▸ **WHAT YOU NEED TO DO**: Determine how many lines in the entries below include "ylabel". The reply should be that number and nothing else.

▸ **THE RECORDS**:
——————

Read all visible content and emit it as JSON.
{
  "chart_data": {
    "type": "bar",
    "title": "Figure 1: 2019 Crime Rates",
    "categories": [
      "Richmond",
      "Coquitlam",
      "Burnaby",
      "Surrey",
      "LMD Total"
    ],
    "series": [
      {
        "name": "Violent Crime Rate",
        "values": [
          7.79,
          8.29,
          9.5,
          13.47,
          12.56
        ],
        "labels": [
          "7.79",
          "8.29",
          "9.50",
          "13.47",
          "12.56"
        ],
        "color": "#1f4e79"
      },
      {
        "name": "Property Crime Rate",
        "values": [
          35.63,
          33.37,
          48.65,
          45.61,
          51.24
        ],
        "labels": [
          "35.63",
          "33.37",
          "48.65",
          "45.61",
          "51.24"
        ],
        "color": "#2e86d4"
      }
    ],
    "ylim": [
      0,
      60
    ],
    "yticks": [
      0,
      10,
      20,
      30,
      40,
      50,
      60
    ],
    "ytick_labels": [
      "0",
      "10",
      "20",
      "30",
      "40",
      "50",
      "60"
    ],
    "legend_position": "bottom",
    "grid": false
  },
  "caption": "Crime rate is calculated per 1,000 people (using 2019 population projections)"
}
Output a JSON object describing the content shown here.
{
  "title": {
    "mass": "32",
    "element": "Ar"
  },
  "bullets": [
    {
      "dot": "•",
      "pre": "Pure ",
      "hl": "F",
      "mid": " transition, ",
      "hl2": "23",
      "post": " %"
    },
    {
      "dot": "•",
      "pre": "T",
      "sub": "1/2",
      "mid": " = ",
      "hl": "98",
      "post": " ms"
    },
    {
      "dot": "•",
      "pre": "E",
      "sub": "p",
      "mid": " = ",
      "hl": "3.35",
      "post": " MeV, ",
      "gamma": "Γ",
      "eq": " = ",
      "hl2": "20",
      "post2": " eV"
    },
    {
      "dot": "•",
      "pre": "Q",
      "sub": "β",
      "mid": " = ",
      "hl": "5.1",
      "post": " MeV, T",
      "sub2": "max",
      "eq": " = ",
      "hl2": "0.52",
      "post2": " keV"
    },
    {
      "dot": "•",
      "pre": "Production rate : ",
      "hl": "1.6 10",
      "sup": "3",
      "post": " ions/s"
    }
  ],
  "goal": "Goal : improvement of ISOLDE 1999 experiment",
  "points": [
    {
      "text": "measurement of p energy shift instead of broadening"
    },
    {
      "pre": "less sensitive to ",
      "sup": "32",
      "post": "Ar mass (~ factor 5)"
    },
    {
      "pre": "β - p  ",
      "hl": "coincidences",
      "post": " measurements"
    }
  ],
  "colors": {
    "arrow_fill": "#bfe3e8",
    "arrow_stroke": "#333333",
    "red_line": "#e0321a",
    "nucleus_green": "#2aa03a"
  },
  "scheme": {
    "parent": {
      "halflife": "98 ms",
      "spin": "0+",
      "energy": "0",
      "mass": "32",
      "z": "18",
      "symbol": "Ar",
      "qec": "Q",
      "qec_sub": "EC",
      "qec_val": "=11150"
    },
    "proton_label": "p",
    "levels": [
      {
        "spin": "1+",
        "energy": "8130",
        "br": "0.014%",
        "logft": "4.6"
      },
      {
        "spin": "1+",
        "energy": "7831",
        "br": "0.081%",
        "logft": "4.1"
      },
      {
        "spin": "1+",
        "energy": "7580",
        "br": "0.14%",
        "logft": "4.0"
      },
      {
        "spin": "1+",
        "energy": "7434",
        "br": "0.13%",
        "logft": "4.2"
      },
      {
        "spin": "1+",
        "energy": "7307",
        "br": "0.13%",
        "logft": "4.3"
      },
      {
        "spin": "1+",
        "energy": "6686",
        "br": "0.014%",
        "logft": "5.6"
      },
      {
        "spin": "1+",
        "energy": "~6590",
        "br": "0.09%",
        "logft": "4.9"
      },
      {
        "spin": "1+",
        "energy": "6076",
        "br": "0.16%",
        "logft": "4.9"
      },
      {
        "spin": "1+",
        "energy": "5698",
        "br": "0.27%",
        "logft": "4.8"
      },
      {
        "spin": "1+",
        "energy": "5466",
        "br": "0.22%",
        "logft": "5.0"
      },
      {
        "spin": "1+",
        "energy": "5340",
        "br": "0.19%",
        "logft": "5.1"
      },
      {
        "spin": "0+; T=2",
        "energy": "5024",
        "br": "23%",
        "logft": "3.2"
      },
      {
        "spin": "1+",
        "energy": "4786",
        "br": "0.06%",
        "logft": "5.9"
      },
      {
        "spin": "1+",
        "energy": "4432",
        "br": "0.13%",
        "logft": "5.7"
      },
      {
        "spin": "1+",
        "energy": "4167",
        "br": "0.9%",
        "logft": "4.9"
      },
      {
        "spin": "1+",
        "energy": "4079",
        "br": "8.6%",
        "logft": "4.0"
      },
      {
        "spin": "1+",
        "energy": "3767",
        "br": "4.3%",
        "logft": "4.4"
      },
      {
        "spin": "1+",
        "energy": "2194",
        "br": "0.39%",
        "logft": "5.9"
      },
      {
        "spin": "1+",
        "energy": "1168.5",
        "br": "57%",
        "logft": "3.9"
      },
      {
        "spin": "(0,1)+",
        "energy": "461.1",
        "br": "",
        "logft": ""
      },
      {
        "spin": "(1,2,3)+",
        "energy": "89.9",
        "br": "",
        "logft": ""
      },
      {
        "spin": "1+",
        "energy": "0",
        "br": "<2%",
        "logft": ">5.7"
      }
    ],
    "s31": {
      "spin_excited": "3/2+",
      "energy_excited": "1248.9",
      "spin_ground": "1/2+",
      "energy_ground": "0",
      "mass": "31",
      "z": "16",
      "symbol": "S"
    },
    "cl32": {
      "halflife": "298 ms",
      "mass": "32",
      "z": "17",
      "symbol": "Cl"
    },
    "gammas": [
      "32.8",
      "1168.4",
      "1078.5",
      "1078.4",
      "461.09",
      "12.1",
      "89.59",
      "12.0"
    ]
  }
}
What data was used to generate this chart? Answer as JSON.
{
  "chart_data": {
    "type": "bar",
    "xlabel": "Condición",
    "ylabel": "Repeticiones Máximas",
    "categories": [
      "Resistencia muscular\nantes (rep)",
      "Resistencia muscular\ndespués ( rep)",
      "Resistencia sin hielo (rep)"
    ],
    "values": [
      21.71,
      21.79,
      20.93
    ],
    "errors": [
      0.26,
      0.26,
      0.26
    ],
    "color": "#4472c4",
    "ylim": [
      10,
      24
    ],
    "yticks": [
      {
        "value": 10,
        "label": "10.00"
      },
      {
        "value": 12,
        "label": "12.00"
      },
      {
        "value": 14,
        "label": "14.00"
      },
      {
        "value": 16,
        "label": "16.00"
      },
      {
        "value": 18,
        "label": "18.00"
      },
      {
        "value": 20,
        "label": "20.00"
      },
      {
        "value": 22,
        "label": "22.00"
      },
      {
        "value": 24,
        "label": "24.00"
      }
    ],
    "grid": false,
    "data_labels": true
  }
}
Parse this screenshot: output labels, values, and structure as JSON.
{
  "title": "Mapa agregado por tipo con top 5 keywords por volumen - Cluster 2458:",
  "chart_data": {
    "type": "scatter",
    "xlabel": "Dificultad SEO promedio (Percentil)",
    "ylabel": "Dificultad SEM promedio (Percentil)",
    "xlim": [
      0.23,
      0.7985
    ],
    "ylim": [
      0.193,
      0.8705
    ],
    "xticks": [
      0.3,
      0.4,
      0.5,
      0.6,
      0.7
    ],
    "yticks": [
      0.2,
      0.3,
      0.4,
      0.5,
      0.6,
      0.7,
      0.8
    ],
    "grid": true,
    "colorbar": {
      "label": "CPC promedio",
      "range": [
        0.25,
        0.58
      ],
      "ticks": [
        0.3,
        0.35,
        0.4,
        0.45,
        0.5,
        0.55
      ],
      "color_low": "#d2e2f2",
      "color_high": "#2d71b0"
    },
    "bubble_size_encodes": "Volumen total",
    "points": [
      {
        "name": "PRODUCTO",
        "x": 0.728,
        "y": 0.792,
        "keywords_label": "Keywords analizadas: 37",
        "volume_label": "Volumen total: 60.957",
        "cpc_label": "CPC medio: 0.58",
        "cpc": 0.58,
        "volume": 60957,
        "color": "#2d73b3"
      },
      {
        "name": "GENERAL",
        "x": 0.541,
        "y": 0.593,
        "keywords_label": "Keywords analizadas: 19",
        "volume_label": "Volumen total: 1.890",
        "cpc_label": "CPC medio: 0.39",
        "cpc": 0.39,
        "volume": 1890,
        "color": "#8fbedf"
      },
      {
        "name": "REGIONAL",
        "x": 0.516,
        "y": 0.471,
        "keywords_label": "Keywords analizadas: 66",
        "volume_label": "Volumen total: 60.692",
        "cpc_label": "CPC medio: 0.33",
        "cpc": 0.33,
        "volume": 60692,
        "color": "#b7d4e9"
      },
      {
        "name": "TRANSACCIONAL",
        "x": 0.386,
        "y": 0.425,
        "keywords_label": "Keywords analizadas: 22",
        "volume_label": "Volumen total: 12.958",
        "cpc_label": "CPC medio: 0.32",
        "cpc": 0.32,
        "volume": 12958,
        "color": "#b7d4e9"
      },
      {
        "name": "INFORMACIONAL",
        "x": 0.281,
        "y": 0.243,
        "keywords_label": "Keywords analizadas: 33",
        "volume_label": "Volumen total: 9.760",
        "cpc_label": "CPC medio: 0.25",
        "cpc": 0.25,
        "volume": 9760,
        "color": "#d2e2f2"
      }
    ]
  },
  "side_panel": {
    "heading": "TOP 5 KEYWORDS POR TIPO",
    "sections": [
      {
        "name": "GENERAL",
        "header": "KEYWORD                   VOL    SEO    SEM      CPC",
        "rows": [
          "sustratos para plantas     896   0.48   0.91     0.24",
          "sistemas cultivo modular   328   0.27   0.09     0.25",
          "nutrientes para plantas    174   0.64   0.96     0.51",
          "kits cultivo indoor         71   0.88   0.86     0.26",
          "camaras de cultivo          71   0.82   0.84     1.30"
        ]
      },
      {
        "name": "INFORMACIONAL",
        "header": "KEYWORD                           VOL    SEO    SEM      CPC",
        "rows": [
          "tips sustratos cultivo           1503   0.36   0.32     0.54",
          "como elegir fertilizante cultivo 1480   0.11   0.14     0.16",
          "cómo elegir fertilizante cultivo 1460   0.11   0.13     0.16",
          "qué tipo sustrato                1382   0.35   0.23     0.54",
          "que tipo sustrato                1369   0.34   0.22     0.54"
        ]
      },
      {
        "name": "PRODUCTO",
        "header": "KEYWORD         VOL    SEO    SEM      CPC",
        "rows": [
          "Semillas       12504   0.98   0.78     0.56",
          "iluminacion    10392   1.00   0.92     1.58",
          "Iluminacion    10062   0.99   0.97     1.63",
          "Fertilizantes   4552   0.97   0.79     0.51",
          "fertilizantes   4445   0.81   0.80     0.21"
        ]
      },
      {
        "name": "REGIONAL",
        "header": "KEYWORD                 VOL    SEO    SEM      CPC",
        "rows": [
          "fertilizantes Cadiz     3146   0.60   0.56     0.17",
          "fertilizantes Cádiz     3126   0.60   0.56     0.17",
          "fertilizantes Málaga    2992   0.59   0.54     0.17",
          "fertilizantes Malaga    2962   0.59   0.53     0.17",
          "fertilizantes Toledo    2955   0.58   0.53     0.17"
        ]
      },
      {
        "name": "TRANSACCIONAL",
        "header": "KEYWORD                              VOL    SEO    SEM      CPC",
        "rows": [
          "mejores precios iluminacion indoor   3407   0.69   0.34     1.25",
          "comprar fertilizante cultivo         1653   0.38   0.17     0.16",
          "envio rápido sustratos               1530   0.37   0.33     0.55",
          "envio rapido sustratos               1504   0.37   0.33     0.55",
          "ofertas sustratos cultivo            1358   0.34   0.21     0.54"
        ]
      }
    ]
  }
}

——————

▸ **SOLUTION TO THIS EXERCISE**: 2